WHAT TO DO: Every line below should be repeated exactly.

TASK INPUT:
┄┄┄┄┄┄
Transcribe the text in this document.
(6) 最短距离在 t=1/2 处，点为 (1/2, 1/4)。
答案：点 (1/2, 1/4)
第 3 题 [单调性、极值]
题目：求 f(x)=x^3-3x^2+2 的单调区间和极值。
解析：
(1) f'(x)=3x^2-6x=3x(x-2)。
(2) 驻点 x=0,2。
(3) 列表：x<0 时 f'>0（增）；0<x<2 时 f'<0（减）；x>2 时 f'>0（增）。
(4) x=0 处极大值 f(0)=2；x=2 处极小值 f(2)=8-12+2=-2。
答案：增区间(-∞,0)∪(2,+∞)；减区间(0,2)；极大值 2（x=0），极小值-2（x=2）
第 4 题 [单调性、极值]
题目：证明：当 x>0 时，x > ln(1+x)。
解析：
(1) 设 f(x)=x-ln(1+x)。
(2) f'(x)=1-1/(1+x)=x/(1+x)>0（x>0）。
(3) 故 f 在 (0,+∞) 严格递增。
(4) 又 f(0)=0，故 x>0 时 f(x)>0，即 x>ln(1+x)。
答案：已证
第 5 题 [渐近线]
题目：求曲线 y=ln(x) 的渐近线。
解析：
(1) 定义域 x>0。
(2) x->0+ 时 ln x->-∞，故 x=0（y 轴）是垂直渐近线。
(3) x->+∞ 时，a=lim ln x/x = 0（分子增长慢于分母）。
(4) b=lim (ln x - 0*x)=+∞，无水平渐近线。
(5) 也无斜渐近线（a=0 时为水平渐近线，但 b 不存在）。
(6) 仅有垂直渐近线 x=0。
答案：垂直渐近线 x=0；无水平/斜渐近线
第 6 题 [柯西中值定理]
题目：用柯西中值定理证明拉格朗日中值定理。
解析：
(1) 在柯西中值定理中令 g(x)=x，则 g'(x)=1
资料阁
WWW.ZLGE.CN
┄┄┄┄┄┄
EXERCISE ANSWER:
Transcribe the text in this document.
(6) 最短距离在 t=1/2 处，点为 (1/2, 1/4)。
答案：点 (1/2, 1/4)
第 3 题 [单调性、极值]
题目：求 f(x)=x^3-3x^2+2 的单调区间和极值。
解析：
(1) f'(x)=3x^2-6x=3x(x-2)。
(2) 驻点 x=0,2。
(3) 列表：x<0 时 f'>0（增）；0<x<2 时 f'<0（减）；x>2 时 f'>0（增）。
(4) x=0 处极大值 f(0)=2；x=2 处极小值 f(2)=8-12+2=-2。
答案：增区间(-∞,0)∪(2,+∞)；减区间(0,2)；极大值 2（x=0），极小值-2（x=2）
第 4 题 [单调性、极值]
题目：证明：当 x>0 时，x > ln(1+x)。
解析：
(1) 设 f(x)=x-ln(1+x)。
(2) f'(x)=1-1/(1+x)=x/(1+x)>0（x>0）。
(3) 故 f 在 (0,+∞) 严格递增。
(4) 又 f(0)=0，故 x>0 时 f(x)>0，即 x>ln(1+x)。
答案：已证
第 5 题 [渐近线]
题目：求曲线 y=ln(x) 的渐近线。
解析：
(1) 定义域 x>0。
(2) x->0+ 时 ln x->-∞，故 x=0（y 轴）是垂直渐近线。
(3) x->+∞ 时，a=lim ln x/x = 0（分子增长慢于分母）。
(4) b=lim (ln x - 0*x)=+∞，无水平渐近线。
(5) 也无斜渐近线（a=0 时为水平渐近线，但 b 不存在）。
(6) 仅有垂直渐近线 x=0。
答案：垂直渐近线 x=0；无水平/斜渐近线
第 6 题 [柯西中值定理]
题目：用柯西中值定理证明拉格朗日中值定理。
解析：
(1) 在柯西中值定理中令 g(x)=x，则 g'(x)=1
资料阁
WWW.ZLGE.CN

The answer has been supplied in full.